What to do: All lines in the data bearing the string "icon" should be identified and copied.

Dataset records:
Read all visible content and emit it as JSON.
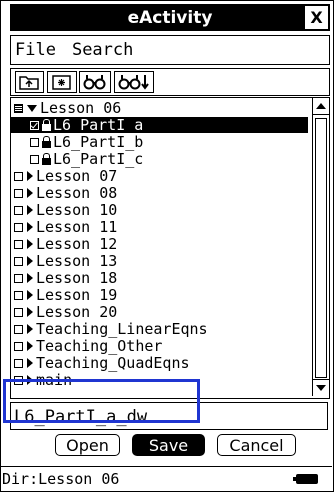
{
  "window": {
    "title": "eActivity",
    "close_label": "X"
  },
  "menu": {
    "items": [
      "File",
      "Search"
    ]
  },
  "toolbar": {
    "buttons": [
      {
        "name": "up-folder-icon"
      },
      {
        "name": "new-folder-icon"
      },
      {
        "name": "search-icon"
      },
      {
        "name": "search-next-icon"
      }
    ]
  },
  "list": {
    "items": [
      {
        "label": "Lesson 06",
        "kind": "folder-open",
        "checkbox": "grid",
        "indent": 0
      },
      {
        "label": "L6_PartI_a",
        "kind": "file-locked",
        "checkbox": "checked",
        "indent": 1,
        "selected": true
      },
      {
        "label": "L6_PartI_b",
        "kind": "file-locked",
        "checkbox": "empty",
        "indent": 1
      },
      {
        "label": "L6_PartI_c",
        "kind": "file-locked",
        "checkbox": "empty",
        "indent": 1
      },
      {
        "label": "Lesson 07",
        "kind": "folder",
        "checkbox": "empty",
        "indent": 0
      },
      {
        "label": "Lesson 08",
        "kind": "folder",
        "checkbox": "empty",
        "indent": 0
      },
      {
        "label": "Lesson 10",
        "kind": "folder",
        "checkbox": "empty",
        "indent": 0
      },
      {
        "label": "Lesson 11",
        "kind": "folder",
        "checkbox": "empty",
        "indent": 0
      },
      {
        "label": "Lesson 12",
        "kind": "folder",
        "checkbox": "empty",
        "indent": 0
      },
      {
        "label": "Lesson 13",
        "kind": "folder",
        "checkbox": "empty",
        "indent": 0
      },
      {
        "label": "Lesson 18",
        "kind": "folder",
        "checkbox": "empty",
        "indent": 0
      },
      {
        "label": "Lesson 19",
        "kind": "folder",
        "checkbox": "empty",
        "indent": 0
      },
      {
        "label": "Lesson 20",
        "kind": "folder",
        "checkbox": "empty",
        "indent": 0
      },
      {
        "label": "Teaching_LinearEqns",
        "kind": "folder",
        "checkbox": "empty",
        "indent": 0
      },
      {
        "label": "Teaching_Other",
        "kind": "folder",
        "checkbox": "empty",
        "indent": 0
      },
      {
        "label": "Teaching_QuadEqns",
        "kind": "folder",
        "checkbox": "empty",
        "indent": 0
      },
      {
        "label": "main",
        "kind": "folder",
        "checkbox": "empty",
        "indent": 0
      }
    ]
  },
  "filename": {
    "value": "L6_PartI_a_dw"
  },
  "buttons": {
    "open": "Open",
    "save": "Save",
    "cancel": "Cancel"
  },
  "status": {
    "dir": "Dir:Lesson 06"
  },
  "colors": {
    "highlight": "#1f35d1"
  }
}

Answer to this exercise:
        "name": "up-folder-icon"
        "name": "new-folder-icon"
        "name": "search-icon"
        "name": "search-next-icon"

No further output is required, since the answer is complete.